▸ Written exercise:
Search the entries below. Return every line that has "What" in it.

▸ Data:
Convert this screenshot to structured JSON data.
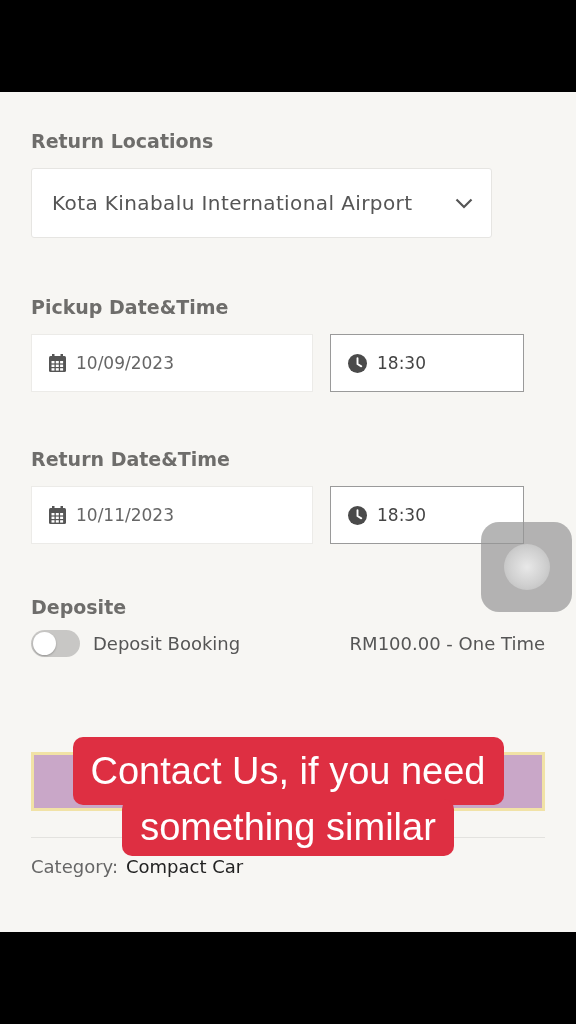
{
  "return_location": {
    "label": "Return Locations",
    "value": "Kota Kinabalu International Airport"
  },
  "pickup": {
    "label": "Pickup Date&Time",
    "fields": [
      {
        "kind": "date",
        "value": "10/09/2023"
      },
      {
        "kind": "time",
        "value": "18:30"
      }
    ]
  },
  "return": {
    "label": "Return Date&Time",
    "fields": [
      {
        "kind": "date",
        "value": "10/11/2023"
      },
      {
        "kind": "time",
        "value": "18:30"
      }
    ]
  },
  "deposit": {
    "label": "Deposite",
    "toggle_label": "Deposit Booking",
    "on": false,
    "price": "RM100.00 - One Time"
  },
  "category": {
    "label": "Category:",
    "value": "Compact Car"
  },
  "caption": [
    "Contact Us, if you need",
    "something similar"
  ]
}
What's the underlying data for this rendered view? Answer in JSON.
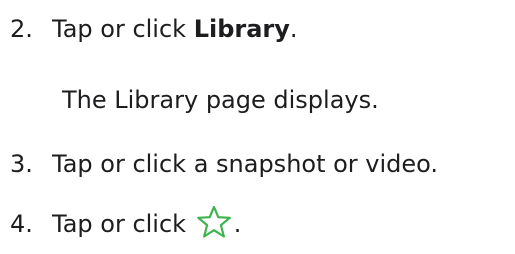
{
  "steps": [
    {
      "number": "2.",
      "text_before": "Tap or click ",
      "bold": "Library",
      "text_after": "."
    },
    {
      "note": "The Library page displays."
    },
    {
      "number": "3.",
      "text": "Tap or click a snapshot or video."
    },
    {
      "number": "4.",
      "text_before": "Tap or click ",
      "icon": "star-outline-icon",
      "text_after": "."
    }
  ],
  "colors": {
    "text": "#1d1d1f",
    "star_outline": "#3fb34f"
  }
}
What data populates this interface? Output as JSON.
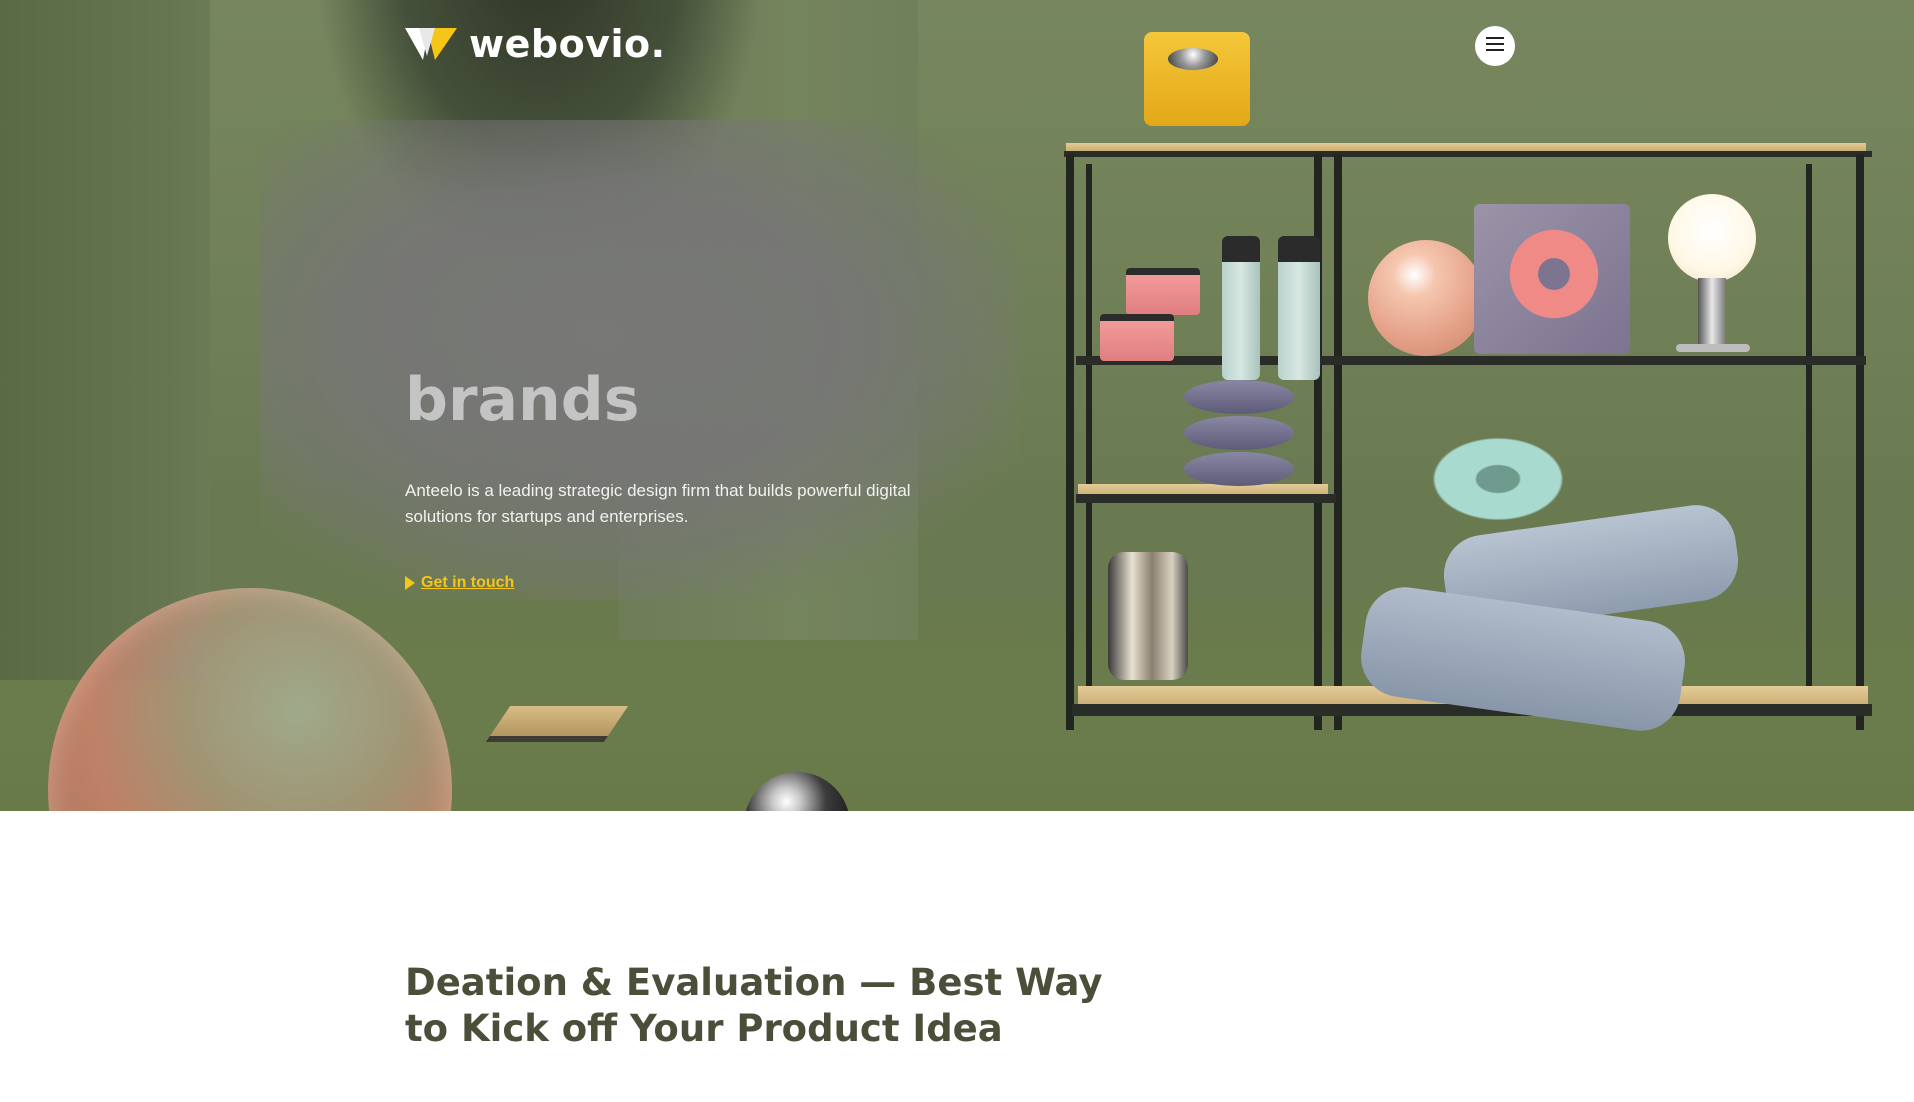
{
  "brand": {
    "name": "webovio."
  },
  "header": {
    "menu_icon": "hamburger-menu-icon"
  },
  "hero": {
    "title_lines": [
      "",
      "",
      "brands"
    ],
    "description": "Anteelo is a leading strategic design firm that builds powerful digital solutions for startups and enterprises.",
    "cta_label": "Get in touch",
    "cta_icon": "play-triangle-icon"
  },
  "section": {
    "title": "Deation & Evaluation — Best Way to Kick off Your Product Idea"
  },
  "colors": {
    "hero_bg": "#6f7f55",
    "accent": "#f5c518",
    "heading": "#4b4f3a",
    "page_bg": "#ffffff"
  }
}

▸ Reply to the exercise:
What's the underlying data for this rendered view? Answer in JSON.
What data populates this interface? Output as JSON.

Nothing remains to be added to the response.